-- TASK --
Copy each line that contains the word "this".

-- EXCERPTED RECORDS --
start
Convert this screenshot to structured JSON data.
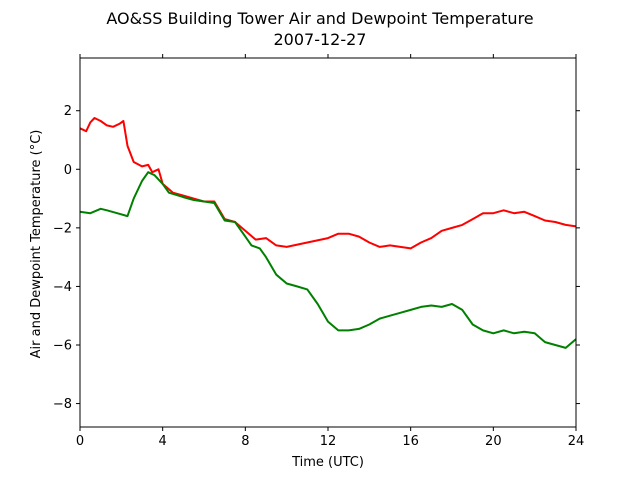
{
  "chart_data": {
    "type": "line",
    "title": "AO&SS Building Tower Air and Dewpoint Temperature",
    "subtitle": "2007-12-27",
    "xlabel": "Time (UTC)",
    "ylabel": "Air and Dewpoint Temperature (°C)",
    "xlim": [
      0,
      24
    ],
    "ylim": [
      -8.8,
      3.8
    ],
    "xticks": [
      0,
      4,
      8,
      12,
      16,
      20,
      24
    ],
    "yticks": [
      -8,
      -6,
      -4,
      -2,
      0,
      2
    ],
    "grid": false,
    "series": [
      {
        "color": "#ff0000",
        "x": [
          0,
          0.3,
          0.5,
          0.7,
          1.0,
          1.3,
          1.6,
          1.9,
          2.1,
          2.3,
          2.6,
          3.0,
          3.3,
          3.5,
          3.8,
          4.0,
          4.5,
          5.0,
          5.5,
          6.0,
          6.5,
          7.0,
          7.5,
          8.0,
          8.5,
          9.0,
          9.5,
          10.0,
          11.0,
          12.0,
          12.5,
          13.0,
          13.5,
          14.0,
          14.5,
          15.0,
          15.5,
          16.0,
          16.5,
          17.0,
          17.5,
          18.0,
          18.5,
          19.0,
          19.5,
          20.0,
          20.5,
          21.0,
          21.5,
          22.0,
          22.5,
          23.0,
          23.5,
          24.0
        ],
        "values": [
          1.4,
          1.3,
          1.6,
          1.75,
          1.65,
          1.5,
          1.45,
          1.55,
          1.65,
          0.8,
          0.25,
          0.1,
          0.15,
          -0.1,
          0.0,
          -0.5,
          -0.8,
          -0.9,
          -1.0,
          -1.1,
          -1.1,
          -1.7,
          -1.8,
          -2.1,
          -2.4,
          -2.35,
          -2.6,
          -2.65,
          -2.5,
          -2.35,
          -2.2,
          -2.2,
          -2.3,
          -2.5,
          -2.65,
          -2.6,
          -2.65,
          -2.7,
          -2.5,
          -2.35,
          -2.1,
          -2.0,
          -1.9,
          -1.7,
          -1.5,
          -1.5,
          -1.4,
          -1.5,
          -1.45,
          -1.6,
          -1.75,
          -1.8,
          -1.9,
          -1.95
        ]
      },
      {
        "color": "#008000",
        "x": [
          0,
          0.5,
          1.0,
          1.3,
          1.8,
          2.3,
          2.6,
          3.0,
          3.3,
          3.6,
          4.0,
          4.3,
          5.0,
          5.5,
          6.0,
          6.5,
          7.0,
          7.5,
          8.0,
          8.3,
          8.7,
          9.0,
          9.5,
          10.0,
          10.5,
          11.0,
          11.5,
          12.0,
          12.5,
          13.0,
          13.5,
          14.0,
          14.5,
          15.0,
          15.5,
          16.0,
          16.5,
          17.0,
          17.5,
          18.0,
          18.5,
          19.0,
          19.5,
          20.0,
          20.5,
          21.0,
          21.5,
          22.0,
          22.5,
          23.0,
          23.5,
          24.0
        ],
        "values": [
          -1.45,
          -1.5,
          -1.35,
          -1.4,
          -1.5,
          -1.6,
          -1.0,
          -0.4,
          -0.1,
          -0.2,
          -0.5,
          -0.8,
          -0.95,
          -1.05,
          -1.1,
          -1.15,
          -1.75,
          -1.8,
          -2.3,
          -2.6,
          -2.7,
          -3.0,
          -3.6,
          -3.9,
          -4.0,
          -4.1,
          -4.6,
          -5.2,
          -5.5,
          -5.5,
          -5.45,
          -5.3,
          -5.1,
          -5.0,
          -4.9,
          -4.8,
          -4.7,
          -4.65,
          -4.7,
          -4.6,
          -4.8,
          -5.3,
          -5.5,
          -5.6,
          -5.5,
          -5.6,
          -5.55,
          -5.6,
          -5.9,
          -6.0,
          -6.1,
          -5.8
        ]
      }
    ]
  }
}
end
start
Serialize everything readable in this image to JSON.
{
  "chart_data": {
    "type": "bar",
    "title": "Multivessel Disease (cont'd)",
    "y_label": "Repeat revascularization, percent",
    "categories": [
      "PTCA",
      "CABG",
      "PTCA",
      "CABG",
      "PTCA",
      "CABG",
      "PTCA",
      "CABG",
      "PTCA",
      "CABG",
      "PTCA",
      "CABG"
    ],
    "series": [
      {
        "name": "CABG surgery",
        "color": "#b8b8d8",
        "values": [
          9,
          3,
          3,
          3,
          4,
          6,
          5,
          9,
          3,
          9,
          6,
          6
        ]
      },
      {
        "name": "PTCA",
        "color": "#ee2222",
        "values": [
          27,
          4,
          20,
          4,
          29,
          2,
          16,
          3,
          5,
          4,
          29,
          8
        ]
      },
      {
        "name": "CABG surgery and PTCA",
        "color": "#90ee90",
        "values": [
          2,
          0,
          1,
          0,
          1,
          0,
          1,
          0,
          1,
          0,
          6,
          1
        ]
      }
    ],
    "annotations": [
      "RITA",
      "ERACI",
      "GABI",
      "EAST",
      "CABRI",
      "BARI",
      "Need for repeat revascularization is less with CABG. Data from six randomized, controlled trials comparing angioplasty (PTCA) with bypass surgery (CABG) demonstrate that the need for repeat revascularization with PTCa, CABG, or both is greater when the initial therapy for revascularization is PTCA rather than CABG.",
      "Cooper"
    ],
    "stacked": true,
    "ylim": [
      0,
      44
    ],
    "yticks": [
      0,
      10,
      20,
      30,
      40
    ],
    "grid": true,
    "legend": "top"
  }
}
end
-- ANSWER TO THE PROBLEM --
Convert this screenshot to structured JSON data.
Serialize everything readable in this image to JSON.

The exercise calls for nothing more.